— Start —

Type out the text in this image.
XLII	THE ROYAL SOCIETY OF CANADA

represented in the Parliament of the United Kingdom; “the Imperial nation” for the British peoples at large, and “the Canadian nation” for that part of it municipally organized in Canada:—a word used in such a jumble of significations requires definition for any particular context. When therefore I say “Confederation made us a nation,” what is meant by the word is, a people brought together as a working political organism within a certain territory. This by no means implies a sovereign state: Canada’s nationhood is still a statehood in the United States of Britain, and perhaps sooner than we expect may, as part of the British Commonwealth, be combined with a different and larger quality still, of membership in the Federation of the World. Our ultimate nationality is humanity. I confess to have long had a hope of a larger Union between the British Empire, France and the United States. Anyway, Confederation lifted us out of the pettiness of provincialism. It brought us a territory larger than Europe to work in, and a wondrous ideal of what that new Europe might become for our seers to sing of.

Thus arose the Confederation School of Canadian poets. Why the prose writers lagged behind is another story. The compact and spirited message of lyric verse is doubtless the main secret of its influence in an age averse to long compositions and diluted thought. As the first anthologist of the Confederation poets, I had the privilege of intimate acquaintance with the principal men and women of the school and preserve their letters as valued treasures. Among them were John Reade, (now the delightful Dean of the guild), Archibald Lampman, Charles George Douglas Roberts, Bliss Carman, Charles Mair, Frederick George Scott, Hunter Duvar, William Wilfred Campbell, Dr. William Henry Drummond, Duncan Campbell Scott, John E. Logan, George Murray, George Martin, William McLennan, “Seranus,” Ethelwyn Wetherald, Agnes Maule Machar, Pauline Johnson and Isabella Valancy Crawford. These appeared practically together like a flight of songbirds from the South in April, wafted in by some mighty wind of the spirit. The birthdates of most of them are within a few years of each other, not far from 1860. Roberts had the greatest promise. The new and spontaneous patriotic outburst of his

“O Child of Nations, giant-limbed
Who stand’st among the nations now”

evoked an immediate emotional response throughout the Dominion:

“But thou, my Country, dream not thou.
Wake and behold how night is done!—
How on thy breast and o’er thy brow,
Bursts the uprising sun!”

— End —

WHAT TO PRODUCE:
Transcribe the material above in its entirety. Match it exactly.

CORRECT OUTPUT:
Type out the text in this image.
XLII	THE ROYAL SOCIETY OF CANADA

represented in the Parliament of the United Kingdom; “the Imperial nation” for the British peoples at large, and “the Canadian nation” for that part of it municipally organized in Canada:—a word used in such a jumble of significations requires definition for any particular context. When therefore I say “Confederation made us a nation,” what is meant by the word is, a people brought together as a working political organism within a certain territory. This by no means implies a sovereign state: Canada’s nationhood is still a statehood in the United States of Britain, and perhaps sooner than we expect may, as part of the British Commonwealth, be combined with a different and larger quality still, of membership in the Federation of the World. Our ultimate nationality is humanity. I confess to have long had a hope of a larger Union between the British Empire, France and the United States. Anyway, Confederation lifted us out of the pettiness of provincialism. It brought us a territory larger than Europe to work in, and a wondrous ideal of what that new Europe might become for our seers to sing of.

Thus arose the Confederation School of Canadian poets. Why the prose writers lagged behind is another story. The compact and spirited message of lyric verse is doubtless the main secret of its influence in an age averse to long compositions and diluted thought. As the first anthologist of the Confederation poets, I had the privilege of intimate acquaintance with the principal men and women of the school and preserve their letters as valued treasures. Among them were John Reade, (now the delightful Dean of the guild), Archibald Lampman, Charles George Douglas Roberts, Bliss Carman, Charles Mair, Frederick George Scott, Hunter Duvar, William Wilfred Campbell, Dr. William Henry Drummond, Duncan Campbell Scott, John E. Logan, George Murray, George Martin, William McLennan, “Seranus,” Ethelwyn Wetherald, Agnes Maule Machar, Pauline Johnson and Isabella Valancy Crawford. These appeared practically together like a flight of songbirds from the South in April, wafted in by some mighty wind of the spirit. The birthdates of most of them are within a few years of each other, not far from 1860. Roberts had the greatest promise. The new and spontaneous patriotic outburst of his

“O Child of Nations, giant-limbed
Who stand’st among the nations now”

evoked an immediate emotional response throughout the Dominion:

“But thou, my Country, dream not thou.
Wake and behold how night is done!—
How on thy breast and o’er thy brow,
Bursts the uprising sun!”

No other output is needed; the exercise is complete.